WRITTEN PROBLEM:
Provide an exact reproduction of every entry.

Dataset listings of figures:
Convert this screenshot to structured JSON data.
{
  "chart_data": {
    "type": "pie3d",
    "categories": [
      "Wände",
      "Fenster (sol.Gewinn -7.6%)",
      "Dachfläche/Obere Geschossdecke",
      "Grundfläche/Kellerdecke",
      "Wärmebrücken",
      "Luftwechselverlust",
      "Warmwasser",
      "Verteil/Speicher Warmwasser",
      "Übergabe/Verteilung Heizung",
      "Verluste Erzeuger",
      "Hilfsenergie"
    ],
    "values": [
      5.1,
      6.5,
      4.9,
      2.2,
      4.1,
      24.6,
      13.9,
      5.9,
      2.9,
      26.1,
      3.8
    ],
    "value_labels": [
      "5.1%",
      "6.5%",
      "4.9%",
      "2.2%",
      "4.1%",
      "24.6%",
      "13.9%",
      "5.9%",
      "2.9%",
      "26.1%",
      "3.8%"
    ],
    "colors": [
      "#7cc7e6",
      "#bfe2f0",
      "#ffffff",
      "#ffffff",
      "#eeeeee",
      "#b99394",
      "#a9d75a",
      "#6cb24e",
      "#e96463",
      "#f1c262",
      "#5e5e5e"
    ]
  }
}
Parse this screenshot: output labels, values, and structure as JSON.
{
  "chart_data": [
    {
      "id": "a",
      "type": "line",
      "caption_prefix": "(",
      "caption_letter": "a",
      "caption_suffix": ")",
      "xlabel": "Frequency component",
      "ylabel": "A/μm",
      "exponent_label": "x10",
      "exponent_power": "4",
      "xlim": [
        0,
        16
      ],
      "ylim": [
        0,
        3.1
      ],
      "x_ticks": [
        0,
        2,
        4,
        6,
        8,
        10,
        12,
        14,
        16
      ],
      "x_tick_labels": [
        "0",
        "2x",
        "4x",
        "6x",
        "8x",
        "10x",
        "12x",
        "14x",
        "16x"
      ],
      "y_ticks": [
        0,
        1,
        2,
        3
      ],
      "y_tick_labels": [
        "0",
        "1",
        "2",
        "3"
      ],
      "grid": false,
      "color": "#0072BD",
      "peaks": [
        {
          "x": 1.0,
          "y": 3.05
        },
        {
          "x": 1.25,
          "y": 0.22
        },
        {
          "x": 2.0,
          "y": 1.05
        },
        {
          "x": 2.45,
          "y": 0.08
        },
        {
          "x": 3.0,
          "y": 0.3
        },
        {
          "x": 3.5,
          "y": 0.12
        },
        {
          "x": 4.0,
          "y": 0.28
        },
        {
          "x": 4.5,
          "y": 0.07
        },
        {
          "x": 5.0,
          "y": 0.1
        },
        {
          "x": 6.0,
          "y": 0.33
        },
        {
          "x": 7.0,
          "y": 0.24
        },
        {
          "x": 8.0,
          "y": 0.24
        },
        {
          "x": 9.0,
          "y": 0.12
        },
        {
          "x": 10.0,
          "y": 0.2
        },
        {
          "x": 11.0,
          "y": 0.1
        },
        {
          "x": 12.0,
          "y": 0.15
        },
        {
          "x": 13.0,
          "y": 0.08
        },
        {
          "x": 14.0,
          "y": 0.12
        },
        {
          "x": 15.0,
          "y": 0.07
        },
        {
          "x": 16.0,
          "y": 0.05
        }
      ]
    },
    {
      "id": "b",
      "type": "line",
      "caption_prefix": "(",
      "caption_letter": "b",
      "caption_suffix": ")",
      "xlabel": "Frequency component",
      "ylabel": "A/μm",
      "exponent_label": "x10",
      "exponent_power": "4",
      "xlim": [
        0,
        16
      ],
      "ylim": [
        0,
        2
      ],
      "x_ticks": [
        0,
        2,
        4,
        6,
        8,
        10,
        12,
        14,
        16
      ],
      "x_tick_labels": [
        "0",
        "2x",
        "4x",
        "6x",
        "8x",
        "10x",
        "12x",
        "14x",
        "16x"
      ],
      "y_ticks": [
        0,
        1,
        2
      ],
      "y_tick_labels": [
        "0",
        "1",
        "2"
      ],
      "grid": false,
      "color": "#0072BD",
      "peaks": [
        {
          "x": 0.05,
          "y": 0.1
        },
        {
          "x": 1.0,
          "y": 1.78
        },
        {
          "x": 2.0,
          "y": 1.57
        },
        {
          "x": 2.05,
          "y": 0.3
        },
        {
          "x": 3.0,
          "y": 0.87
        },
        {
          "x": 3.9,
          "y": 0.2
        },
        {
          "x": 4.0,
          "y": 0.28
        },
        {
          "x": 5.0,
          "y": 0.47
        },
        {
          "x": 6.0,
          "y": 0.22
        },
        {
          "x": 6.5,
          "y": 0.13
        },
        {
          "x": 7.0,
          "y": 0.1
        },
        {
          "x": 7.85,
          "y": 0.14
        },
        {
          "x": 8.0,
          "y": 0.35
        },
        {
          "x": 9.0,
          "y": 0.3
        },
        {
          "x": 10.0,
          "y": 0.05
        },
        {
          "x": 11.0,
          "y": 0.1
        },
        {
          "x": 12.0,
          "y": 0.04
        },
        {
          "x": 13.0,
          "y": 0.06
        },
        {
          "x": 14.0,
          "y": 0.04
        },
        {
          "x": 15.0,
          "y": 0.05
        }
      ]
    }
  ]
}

FINISHED EXERCISE:
Convert this screenshot to structured JSON data.
{
  "chart_data": {
    "type": "pie3d",
    "categories": [
      "Wände",
      "Fenster (sol.Gewinn -7.6%)",
      "Dachfläche/Obere Geschossdecke",
      "Grundfläche/Kellerdecke",
      "Wärmebrücken",
      "Luftwechselverlust",
      "Warmwasser",
      "Verteil/Speicher Warmwasser",
      "Übergabe/Verteilung Heizung",
      "Verluste Erzeuger",
      "Hilfsenergie"
    ],
    "values": [
      5.1,
      6.5,
      4.9,
      2.2,
      4.1,
      24.6,
      13.9,
      5.9,
      2.9,
      26.1,
      3.8
    ],
    "value_labels": [
      "5.1%",
      "6.5%",
      "4.9%",
      "2.2%",
      "4.1%",
      "24.6%",
      "13.9%",
      "5.9%",
      "2.9%",
      "26.1%",
      "3.8%"
    ],
    "colors": [
      "#7cc7e6",
      "#bfe2f0",
      "#ffffff",
      "#ffffff",
      "#eeeeee",
      "#b99394",
      "#a9d75a",
      "#6cb24e",
      "#e96463",
      "#f1c262",
      "#5e5e5e"
    ]
  }
}
Parse this screenshot: output labels, values, and structure as JSON.
{
  "chart_data": [
    {
      "id": "a",
      "type": "line",
      "caption_prefix": "(",
      "caption_letter": "a",
      "caption_suffix": ")",
      "xlabel": "Frequency component",
      "ylabel": "A/μm",
      "exponent_label": "x10",
      "exponent_power": "4",
      "xlim": [
        0,
        16
      ],
      "ylim": [
        0,
        3.1
      ],
      "x_ticks": [
        0,
        2,
        4,
        6,
        8,
        10,
        12,
        14,
        16
      ],
      "x_tick_labels": [
        "0",
        "2x",
        "4x",
        "6x",
        "8x",
        "10x",
        "12x",
        "14x",
        "16x"
      ],
      "y_ticks": [
        0,
        1,
        2,
        3
      ],
      "y_tick_labels": [
        "0",
        "1",
        "2",
        "3"
      ],
      "grid": false,
      "color": "#0072BD",
      "peaks": [
        {
          "x": 1.0,
          "y": 3.05
        },
        {
          "x": 1.25,
          "y": 0.22
        },
        {
          "x": 2.0,
          "y": 1.05
        },
        {
          "x": 2.45,
          "y": 0.08
        },
        {
          "x": 3.0,
          "y": 0.3
        },
        {
          "x": 3.5,
          "y": 0.12
        },
        {
          "x": 4.0,
          "y": 0.28
        },
        {
          "x": 4.5,
          "y": 0.07
        },
        {
          "x": 5.0,
          "y": 0.1
        },
        {
          "x": 6.0,
          "y": 0.33
        },
        {
          "x": 7.0,
          "y": 0.24
        },
        {
          "x": 8.0,
          "y": 0.24
        },
        {
          "x": 9.0,
          "y": 0.12
        },
        {
          "x": 10.0,
          "y": 0.2
        },
        {
          "x": 11.0,
          "y": 0.1
        },
        {
          "x": 12.0,
          "y": 0.15
        },
        {
          "x": 13.0,
          "y": 0.08
        },
        {
          "x": 14.0,
          "y": 0.12
        },
        {
          "x": 15.0,
          "y": 0.07
        },
        {
          "x": 16.0,
          "y": 0.05
        }
      ]
    },
    {
      "id": "b",
      "type": "line",
      "caption_prefix": "(",
      "caption_letter": "b",
      "caption_suffix": ")",
      "xlabel": "Frequency component",
      "ylabel": "A/μm",
      "exponent_label": "x10",
      "exponent_power": "4",
      "xlim": [
        0,
        16
      ],
      "ylim": [
        0,
        2
      ],
      "x_ticks": [
        0,
        2,
        4,
        6,
        8,
        10,
        12,
        14,
        16
      ],
      "x_tick_labels": [
        "0",
        "2x",
        "4x",
        "6x",
        "8x",
        "10x",
        "12x",
        "14x",
        "16x"
      ],
      "y_ticks": [
        0,
        1,
        2
      ],
      "y_tick_labels": [
        "0",
        "1",
        "2"
      ],
      "grid": false,
      "color": "#0072BD",
      "peaks": [
        {
          "x": 0.05,
          "y": 0.1
        },
        {
          "x": 1.0,
          "y": 1.78
        },
        {
          "x": 2.0,
          "y": 1.57
        },
        {
          "x": 2.05,
          "y": 0.3
        },
        {
          "x": 3.0,
          "y": 0.87
        },
        {
          "x": 3.9,
          "y": 0.2
        },
        {
          "x": 4.0,
          "y": 0.28
        },
        {
          "x": 5.0,
          "y": 0.47
        },
        {
          "x": 6.0,
          "y": 0.22
        },
        {
          "x": 6.5,
          "y": 0.13
        },
        {
          "x": 7.0,
          "y": 0.1
        },
        {
          "x": 7.85,
          "y": 0.14
        },
        {
          "x": 8.0,
          "y": 0.35
        },
        {
          "x": 9.0,
          "y": 0.3
        },
        {
          "x": 10.0,
          "y": 0.05
        },
        {
          "x": 11.0,
          "y": 0.1
        },
        {
          "x": 12.0,
          "y": 0.04
        },
        {
          "x": 13.0,
          "y": 0.06
        },
        {
          "x": 14.0,
          "y": 0.04
        },
        {
          "x": 15.0,
          "y": 0.05
        }
      ]
    }
  ]
}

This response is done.